## [TASK]
Go through the data below. Pull out every line that has the word "GUILHERAND".

[START MATERIAL TO PROCESS]

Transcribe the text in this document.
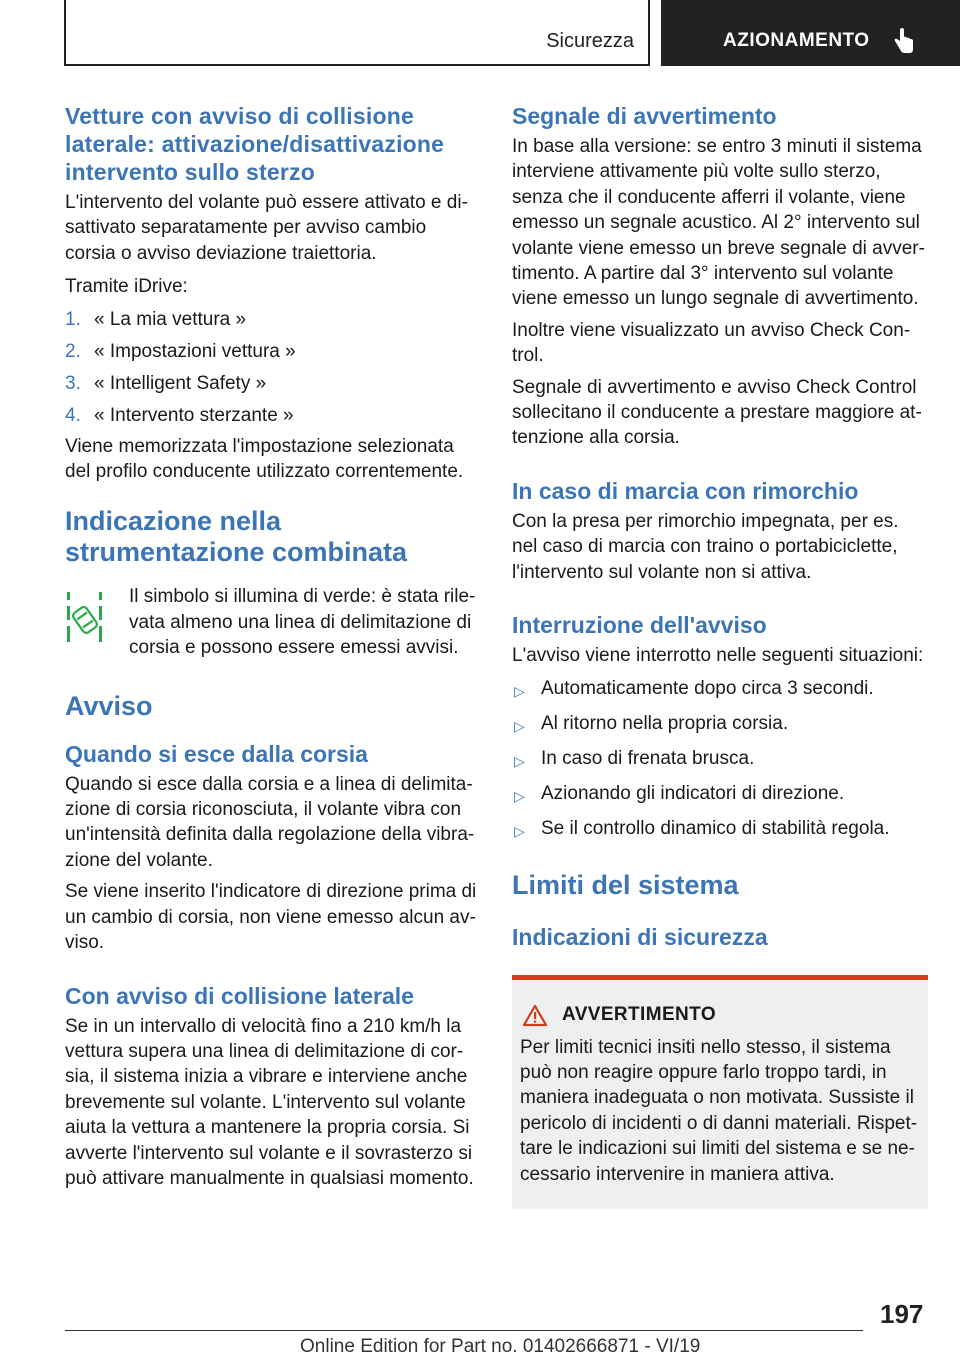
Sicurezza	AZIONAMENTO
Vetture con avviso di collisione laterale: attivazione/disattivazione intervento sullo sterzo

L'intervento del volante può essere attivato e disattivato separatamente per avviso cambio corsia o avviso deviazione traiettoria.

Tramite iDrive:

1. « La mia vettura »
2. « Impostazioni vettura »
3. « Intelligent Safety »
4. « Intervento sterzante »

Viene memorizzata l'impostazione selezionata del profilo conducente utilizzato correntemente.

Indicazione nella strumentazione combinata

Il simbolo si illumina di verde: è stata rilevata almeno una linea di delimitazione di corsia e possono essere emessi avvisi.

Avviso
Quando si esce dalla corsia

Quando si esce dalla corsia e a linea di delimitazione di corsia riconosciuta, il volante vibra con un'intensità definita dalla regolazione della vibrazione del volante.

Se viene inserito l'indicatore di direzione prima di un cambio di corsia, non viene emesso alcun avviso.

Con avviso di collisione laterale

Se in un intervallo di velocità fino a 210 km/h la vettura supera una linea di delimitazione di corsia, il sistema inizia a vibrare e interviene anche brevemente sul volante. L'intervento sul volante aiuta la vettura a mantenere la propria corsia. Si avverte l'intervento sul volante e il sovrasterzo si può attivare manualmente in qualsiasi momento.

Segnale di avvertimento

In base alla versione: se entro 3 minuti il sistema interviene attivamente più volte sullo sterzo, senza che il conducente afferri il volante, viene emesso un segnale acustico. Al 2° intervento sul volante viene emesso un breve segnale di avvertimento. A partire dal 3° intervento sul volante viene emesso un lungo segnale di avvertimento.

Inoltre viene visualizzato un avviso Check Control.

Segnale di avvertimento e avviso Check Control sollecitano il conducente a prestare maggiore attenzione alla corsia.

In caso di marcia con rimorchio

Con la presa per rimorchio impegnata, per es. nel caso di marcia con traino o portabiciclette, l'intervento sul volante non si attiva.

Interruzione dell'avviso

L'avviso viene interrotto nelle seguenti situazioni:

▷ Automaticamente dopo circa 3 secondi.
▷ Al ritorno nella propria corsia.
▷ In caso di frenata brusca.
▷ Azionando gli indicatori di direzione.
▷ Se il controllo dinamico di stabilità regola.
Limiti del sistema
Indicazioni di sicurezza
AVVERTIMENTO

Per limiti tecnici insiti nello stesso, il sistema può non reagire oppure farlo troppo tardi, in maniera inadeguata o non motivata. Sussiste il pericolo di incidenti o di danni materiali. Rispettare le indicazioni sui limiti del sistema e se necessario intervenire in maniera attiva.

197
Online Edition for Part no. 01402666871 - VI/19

[END MATERIAL TO PROCESS]
[START MATERIAL TO PROCESS]

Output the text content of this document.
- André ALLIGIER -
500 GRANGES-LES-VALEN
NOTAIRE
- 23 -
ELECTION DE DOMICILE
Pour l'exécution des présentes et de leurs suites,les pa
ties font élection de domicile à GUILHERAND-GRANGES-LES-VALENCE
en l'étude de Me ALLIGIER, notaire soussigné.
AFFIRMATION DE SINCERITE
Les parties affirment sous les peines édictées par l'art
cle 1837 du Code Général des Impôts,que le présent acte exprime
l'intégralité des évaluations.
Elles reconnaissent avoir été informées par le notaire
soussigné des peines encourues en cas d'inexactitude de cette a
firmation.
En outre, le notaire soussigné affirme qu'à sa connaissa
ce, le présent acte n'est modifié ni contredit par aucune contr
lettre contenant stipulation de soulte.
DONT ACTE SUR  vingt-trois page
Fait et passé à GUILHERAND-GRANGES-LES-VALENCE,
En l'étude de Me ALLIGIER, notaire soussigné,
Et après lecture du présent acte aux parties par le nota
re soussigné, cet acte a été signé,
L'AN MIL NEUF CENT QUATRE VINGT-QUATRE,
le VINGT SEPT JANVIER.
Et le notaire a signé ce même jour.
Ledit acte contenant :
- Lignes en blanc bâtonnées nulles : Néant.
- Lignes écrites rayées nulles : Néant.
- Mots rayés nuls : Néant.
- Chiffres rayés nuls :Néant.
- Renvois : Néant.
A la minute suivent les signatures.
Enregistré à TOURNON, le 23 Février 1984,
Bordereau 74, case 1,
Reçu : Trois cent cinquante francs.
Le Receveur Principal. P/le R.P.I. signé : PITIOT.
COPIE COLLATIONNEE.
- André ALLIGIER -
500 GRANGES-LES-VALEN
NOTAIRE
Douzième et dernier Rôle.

[END MATERIAL TO PROCESS]

## [SOLVED PROBLEM]
ties font élection de domicile à GUILHERAND-GRANGES-LES-VALENCE
Fait et passé à GUILHERAND-GRANGES-LES-VALENCE,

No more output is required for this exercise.